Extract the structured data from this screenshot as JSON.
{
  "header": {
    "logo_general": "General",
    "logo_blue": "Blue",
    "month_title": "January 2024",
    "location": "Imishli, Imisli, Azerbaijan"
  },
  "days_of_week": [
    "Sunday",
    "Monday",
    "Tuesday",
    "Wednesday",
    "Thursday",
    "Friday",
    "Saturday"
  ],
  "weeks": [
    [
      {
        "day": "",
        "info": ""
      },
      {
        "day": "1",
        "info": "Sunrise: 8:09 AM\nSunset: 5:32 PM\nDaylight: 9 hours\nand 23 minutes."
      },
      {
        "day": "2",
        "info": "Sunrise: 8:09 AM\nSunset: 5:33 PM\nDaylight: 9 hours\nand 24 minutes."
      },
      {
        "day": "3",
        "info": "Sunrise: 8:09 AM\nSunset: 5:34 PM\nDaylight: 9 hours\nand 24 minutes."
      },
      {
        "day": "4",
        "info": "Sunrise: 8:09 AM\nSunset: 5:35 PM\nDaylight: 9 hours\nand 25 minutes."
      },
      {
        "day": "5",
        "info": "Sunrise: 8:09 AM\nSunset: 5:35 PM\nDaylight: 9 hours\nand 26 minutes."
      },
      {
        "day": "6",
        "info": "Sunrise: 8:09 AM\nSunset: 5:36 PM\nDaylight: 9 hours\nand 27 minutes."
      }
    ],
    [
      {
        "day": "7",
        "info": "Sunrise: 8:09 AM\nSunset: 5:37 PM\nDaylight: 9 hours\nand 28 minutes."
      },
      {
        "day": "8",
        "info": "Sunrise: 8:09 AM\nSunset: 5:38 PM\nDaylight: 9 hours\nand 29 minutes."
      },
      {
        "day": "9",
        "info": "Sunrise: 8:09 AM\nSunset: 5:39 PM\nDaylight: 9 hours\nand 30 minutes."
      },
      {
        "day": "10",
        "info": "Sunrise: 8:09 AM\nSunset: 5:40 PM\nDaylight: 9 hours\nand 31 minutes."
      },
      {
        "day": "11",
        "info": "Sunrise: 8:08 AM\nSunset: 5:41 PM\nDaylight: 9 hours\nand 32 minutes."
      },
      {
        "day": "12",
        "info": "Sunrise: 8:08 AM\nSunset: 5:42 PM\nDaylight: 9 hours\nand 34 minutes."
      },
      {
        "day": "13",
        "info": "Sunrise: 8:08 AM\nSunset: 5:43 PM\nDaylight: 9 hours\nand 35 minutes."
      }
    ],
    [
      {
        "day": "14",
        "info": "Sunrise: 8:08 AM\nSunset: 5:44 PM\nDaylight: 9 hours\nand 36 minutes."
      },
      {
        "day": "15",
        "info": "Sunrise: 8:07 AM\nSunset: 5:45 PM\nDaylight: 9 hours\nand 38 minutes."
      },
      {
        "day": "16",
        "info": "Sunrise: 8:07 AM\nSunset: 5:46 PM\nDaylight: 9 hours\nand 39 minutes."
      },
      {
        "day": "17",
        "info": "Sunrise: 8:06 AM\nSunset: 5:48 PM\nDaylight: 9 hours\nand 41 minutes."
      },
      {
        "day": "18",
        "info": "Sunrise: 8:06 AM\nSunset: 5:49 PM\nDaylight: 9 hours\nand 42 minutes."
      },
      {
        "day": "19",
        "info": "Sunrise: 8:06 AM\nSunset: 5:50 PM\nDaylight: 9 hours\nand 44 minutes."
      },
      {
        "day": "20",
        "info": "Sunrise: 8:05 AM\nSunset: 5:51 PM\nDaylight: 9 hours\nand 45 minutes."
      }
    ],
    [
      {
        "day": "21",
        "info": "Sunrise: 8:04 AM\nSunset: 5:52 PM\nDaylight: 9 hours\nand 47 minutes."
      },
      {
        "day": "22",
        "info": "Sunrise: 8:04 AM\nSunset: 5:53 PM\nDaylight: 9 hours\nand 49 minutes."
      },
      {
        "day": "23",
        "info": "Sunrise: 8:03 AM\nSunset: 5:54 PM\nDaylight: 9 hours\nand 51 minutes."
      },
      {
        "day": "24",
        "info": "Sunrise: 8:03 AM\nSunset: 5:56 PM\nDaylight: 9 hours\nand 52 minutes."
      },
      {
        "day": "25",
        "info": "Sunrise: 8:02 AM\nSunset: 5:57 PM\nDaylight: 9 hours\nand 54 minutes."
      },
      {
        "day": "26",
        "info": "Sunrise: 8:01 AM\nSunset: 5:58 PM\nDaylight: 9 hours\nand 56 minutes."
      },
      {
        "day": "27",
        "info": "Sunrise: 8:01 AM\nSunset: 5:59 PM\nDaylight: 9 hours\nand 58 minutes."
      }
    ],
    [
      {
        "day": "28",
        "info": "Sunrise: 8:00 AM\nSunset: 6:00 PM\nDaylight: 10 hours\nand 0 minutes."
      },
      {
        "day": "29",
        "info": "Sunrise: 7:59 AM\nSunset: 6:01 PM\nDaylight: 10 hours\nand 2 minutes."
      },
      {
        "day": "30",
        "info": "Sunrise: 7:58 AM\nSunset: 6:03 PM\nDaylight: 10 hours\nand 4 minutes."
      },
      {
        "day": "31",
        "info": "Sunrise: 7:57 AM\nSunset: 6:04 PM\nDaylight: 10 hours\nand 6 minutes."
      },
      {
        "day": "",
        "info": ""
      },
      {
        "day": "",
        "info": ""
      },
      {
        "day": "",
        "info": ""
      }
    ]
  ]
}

•••••

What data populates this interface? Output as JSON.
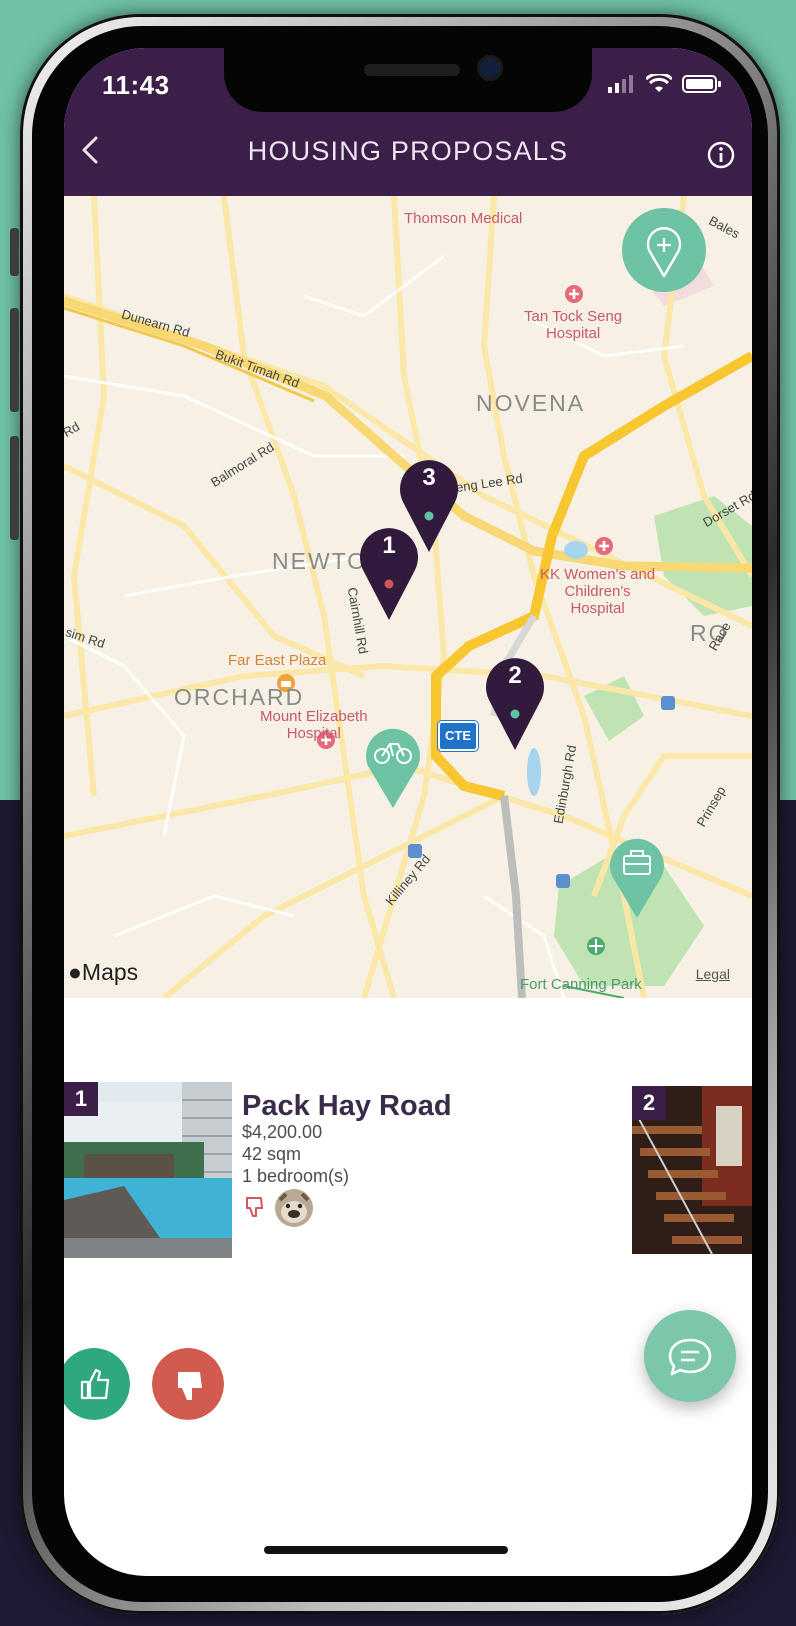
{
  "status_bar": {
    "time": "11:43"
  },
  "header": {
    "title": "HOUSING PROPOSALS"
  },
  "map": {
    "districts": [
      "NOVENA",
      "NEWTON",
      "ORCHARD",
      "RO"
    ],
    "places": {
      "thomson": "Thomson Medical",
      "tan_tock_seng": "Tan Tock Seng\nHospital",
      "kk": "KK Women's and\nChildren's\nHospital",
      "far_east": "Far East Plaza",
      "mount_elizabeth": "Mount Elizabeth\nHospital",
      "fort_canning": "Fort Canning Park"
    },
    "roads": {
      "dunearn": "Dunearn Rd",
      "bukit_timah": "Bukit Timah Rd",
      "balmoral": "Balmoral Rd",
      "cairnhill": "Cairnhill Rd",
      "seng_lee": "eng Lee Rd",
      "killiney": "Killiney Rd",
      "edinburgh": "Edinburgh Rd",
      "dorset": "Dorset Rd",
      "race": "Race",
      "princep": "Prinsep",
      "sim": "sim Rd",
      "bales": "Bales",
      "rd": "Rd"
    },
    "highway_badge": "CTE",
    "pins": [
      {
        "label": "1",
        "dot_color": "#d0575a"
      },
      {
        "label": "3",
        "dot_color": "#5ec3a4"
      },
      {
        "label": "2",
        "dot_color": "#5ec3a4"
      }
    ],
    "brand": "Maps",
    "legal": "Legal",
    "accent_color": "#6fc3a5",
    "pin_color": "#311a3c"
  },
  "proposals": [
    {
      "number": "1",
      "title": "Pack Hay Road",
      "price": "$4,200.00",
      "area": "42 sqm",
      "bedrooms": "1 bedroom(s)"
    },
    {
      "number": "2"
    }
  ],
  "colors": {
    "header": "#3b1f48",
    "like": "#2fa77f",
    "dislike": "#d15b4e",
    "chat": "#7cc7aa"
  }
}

•••••

Copy out each line in the preceding records that contains "this".

Extract the structured data from this screenshot as JSON.
What data populates this interface? Output as JSON.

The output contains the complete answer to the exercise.